REQUIRED TASK>
Take all the material and copy it exactly.

Dataset items
== == ==
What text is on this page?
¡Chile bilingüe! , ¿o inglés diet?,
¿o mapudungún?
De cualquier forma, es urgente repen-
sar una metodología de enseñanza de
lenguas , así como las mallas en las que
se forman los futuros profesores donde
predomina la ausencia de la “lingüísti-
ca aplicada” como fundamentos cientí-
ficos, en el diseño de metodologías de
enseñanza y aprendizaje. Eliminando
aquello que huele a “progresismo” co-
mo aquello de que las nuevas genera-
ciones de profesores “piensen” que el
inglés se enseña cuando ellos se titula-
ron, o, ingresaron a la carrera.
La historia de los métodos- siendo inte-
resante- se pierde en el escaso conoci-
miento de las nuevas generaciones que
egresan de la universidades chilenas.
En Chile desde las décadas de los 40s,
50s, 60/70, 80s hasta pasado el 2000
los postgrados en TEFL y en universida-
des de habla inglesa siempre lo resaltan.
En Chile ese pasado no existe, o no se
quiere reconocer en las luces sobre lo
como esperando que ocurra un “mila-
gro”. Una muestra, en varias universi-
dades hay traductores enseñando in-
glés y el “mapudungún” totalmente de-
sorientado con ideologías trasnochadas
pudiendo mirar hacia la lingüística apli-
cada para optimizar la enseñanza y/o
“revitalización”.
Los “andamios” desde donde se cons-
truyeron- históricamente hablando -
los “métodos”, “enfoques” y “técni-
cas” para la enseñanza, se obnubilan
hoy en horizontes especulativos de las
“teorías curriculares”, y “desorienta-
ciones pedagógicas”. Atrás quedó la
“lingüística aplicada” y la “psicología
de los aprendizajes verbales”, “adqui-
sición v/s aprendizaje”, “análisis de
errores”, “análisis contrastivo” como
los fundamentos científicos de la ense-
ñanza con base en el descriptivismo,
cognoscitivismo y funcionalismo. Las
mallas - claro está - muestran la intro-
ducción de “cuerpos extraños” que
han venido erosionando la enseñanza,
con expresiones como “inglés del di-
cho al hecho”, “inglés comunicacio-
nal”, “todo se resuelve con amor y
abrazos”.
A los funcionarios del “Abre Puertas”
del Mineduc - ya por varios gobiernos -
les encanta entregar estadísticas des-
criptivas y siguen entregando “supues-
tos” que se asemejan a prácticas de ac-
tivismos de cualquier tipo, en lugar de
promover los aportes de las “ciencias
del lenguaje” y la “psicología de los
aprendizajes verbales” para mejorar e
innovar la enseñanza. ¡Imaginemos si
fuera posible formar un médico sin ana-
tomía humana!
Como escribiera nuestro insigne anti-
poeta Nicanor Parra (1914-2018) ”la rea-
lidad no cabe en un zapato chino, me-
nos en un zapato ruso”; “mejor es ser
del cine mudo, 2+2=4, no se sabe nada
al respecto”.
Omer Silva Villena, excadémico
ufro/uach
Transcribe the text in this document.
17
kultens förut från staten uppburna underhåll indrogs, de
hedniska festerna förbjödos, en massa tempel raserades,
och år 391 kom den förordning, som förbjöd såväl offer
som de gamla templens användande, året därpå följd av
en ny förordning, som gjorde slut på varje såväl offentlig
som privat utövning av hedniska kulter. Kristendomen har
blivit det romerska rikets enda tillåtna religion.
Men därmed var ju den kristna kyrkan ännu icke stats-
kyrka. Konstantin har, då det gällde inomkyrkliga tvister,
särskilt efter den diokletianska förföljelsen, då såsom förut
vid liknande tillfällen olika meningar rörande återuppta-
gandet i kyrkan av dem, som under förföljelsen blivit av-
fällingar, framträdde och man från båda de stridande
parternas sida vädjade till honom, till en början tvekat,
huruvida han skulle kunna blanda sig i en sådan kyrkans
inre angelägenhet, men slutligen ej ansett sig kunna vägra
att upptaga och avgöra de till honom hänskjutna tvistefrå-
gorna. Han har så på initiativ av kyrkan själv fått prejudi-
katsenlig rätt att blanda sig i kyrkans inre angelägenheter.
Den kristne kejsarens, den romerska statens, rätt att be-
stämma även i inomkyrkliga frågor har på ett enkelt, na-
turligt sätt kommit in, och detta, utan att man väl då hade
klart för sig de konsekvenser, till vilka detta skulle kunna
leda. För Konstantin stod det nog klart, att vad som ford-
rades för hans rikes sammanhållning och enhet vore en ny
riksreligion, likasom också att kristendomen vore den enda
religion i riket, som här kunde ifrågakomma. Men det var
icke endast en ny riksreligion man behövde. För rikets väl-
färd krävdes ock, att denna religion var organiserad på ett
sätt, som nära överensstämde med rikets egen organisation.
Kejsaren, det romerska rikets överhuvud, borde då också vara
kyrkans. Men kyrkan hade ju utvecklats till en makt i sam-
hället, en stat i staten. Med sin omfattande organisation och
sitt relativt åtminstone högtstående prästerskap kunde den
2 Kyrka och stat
== == ==
WRITTEN ANSWER>
What text is on this page?
¡Chile bilingüe! , ¿o inglés diet?,
¿o mapudungún?
De cualquier forma, es urgente repen-
sar una metodología de enseñanza de
lenguas , así como las mallas en las que
se forman los futuros profesores donde
predomina la ausencia de la “lingüísti-
ca aplicada” como fundamentos cientí-
ficos, en el diseño de metodologías de
enseñanza y aprendizaje. Eliminando
aquello que huele a “progresismo” co-
mo aquello de que las nuevas genera-
ciones de profesores “piensen” que el
inglés se enseña cuando ellos se titula-
ron, o, ingresaron a la carrera.
La historia de los métodos- siendo inte-
resante- se pierde en el escaso conoci-
miento de las nuevas generaciones que
egresan de la universidades chilenas.
En Chile desde las décadas de los 40s,
50s, 60/70, 80s hasta pasado el 2000
los postgrados en TEFL y en universida-
des de habla inglesa siempre lo resaltan.
En Chile ese pasado no existe, o no se
quiere reconocer en las luces sobre lo
como esperando que ocurra un “mila-
gro”. Una muestra, en varias universi-
dades hay traductores enseñando in-
glés y el “mapudungún” totalmente de-
sorientado con ideologías trasnochadas
pudiendo mirar hacia la lingüística apli-
cada para optimizar la enseñanza y/o
“revitalización”.
Los “andamios” desde donde se cons-
truyeron- históricamente hablando -
los “métodos”, “enfoques” y “técni-
cas” para la enseñanza, se obnubilan
hoy en horizontes especulativos de las
“teorías curriculares”, y “desorienta-
ciones pedagógicas”. Atrás quedó la
“lingüística aplicada” y la “psicología
de los aprendizajes verbales”, “adqui-
sición v/s aprendizaje”, “análisis de
errores”, “análisis contrastivo” como
los fundamentos científicos de la ense-
ñanza con base en el descriptivismo,
cognoscitivismo y funcionalismo. Las
mallas - claro está - muestran la intro-
ducción de “cuerpos extraños” que
han venido erosionando la enseñanza,
con expresiones como “inglés del di-
cho al hecho”, “inglés comunicacio-
nal”, “todo se resuelve con amor y
abrazos”.
A los funcionarios del “Abre Puertas”
del Mineduc - ya por varios gobiernos -
les encanta entregar estadísticas des-
criptivas y siguen entregando “supues-
tos” que se asemejan a prácticas de ac-
tivismos de cualquier tipo, en lugar de
promover los aportes de las “ciencias
del lenguaje” y la “psicología de los
aprendizajes verbales” para mejorar e
innovar la enseñanza. ¡Imaginemos si
fuera posible formar un médico sin ana-
tomía humana!
Como escribiera nuestro insigne anti-
poeta Nicanor Parra (1914-2018) ”la rea-
lidad no cabe en un zapato chino, me-
nos en un zapato ruso”; “mejor es ser
del cine mudo, 2+2=4, no se sabe nada
al respecto”.
Omer Silva Villena, excadémico
ufro/uach
Transcribe the text in this document.
17
kultens förut från staten uppburna underhåll indrogs, de
hedniska festerna förbjödos, en massa tempel raserades,
och år 391 kom den förordning, som förbjöd såväl offer
som de gamla templens användande, året därpå följd av
en ny förordning, som gjorde slut på varje såväl offentlig
som privat utövning av hedniska kulter. Kristendomen har
blivit det romerska rikets enda tillåtna religion.
Men därmed var ju den kristna kyrkan ännu icke stats-
kyrka. Konstantin har, då det gällde inomkyrkliga tvister,
särskilt efter den diokletianska förföljelsen, då såsom förut
vid liknande tillfällen olika meningar rörande återuppta-
gandet i kyrkan av dem, som under förföljelsen blivit av-
fällingar, framträdde och man från båda de stridande
parternas sida vädjade till honom, till en början tvekat,
huruvida han skulle kunna blanda sig i en sådan kyrkans
inre angelägenhet, men slutligen ej ansett sig kunna vägra
att upptaga och avgöra de till honom hänskjutna tvistefrå-
gorna. Han har så på initiativ av kyrkan själv fått prejudi-
katsenlig rätt att blanda sig i kyrkans inre angelägenheter.
Den kristne kejsarens, den romerska statens, rätt att be-
stämma även i inomkyrkliga frågor har på ett enkelt, na-
turligt sätt kommit in, och detta, utan att man väl då hade
klart för sig de konsekvenser, till vilka detta skulle kunna
leda. För Konstantin stod det nog klart, att vad som ford-
rades för hans rikes sammanhållning och enhet vore en ny
riksreligion, likasom också att kristendomen vore den enda
religion i riket, som här kunde ifrågakomma. Men det var
icke endast en ny riksreligion man behövde. För rikets väl-
färd krävdes ock, att denna religion var organiserad på ett
sätt, som nära överensstämde med rikets egen organisation.
Kejsaren, det romerska rikets överhuvud, borde då också vara
kyrkans. Men kyrkan hade ju utvecklats till en makt i sam-
hället, en stat i staten. Med sin omfattande organisation och
sitt relativt åtminstone högtstående prästerskap kunde den
2 Kyrka och stat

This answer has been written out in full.